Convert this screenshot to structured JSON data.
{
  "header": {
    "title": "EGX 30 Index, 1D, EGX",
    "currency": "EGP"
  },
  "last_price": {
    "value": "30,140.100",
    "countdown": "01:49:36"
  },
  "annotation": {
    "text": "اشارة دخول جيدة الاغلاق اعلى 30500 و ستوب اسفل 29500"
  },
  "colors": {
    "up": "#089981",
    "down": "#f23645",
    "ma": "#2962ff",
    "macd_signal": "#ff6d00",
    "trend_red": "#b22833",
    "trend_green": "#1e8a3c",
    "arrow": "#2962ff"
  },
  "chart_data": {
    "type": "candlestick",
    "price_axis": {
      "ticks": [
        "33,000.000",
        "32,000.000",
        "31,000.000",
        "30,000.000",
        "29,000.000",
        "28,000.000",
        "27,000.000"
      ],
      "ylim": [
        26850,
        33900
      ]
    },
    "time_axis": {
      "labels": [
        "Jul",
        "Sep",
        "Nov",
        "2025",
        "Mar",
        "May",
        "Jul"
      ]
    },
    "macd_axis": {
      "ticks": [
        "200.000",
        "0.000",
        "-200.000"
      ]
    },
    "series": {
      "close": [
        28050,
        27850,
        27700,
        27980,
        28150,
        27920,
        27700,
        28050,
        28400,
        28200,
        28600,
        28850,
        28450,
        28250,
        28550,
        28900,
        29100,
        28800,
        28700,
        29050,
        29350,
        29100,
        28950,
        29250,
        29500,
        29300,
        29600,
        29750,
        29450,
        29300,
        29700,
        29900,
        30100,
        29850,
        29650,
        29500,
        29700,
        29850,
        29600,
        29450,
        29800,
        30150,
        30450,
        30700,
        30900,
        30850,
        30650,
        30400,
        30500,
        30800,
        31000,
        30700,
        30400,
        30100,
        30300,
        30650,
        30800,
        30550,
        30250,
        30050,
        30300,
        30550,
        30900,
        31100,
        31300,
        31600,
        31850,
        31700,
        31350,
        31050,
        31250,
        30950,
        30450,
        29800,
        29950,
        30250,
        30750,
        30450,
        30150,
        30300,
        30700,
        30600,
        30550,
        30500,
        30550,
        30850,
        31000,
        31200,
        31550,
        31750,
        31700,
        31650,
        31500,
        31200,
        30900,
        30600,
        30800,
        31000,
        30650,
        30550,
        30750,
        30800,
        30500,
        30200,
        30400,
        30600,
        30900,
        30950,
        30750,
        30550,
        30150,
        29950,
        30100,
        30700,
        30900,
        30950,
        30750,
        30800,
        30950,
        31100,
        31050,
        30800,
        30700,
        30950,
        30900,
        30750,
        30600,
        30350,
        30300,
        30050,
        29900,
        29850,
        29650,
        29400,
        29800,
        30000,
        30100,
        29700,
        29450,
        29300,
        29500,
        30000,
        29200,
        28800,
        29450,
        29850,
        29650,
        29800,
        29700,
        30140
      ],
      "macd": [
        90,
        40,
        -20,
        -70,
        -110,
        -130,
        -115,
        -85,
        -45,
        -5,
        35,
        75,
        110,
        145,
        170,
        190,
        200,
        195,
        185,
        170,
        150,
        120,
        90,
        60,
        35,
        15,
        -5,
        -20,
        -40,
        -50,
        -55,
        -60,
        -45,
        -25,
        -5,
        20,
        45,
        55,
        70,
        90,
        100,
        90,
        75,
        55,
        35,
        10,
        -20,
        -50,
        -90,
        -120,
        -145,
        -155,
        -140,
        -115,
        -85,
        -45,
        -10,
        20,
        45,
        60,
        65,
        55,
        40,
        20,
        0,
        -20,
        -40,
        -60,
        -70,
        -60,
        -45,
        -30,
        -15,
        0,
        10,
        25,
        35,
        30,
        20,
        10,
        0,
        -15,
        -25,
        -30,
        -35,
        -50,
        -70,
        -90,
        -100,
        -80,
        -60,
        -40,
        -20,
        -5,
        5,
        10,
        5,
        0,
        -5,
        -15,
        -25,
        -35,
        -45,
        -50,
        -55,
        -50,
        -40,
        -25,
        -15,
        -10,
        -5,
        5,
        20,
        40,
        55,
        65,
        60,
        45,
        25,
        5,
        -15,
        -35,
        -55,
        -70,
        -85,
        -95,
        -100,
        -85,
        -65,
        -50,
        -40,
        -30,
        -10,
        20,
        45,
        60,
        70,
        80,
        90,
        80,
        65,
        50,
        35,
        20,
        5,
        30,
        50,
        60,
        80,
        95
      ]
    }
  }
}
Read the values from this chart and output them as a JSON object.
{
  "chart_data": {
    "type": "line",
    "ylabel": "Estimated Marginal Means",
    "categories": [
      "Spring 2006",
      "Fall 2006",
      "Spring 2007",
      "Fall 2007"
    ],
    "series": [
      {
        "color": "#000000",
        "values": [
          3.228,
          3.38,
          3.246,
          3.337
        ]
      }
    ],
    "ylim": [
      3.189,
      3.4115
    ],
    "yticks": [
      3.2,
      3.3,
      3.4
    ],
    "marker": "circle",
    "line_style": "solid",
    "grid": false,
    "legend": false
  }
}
+--
(PROBLEM)
In the records above, find the line containing "Read the values"; please retype it and every line after it through the last line, exactly and with nothing else.

(OUTPUT FOR THIS EXERCISE)
Read the values from this chart and output them as a JSON object.
{
  "chart_data": {
    "type": "line",
    "ylabel": "Estimated Marginal Means",
    "categories": [
      "Spring 2006",
      "Fall 2006",
      "Spring 2007",
      "Fall 2007"
    ],
    "series": [
      {
        "color": "#000000",
        "values": [
          3.228,
          3.38,
          3.246,
          3.337
        ]
      }
    ],
    "ylim": [
      3.189,
      3.4115
    ],
    "yticks": [
      3.2,
      3.3,
      3.4
    ],
    "marker": "circle",
    "line_style": "solid",
    "grid": false,
    "legend": false
  }
}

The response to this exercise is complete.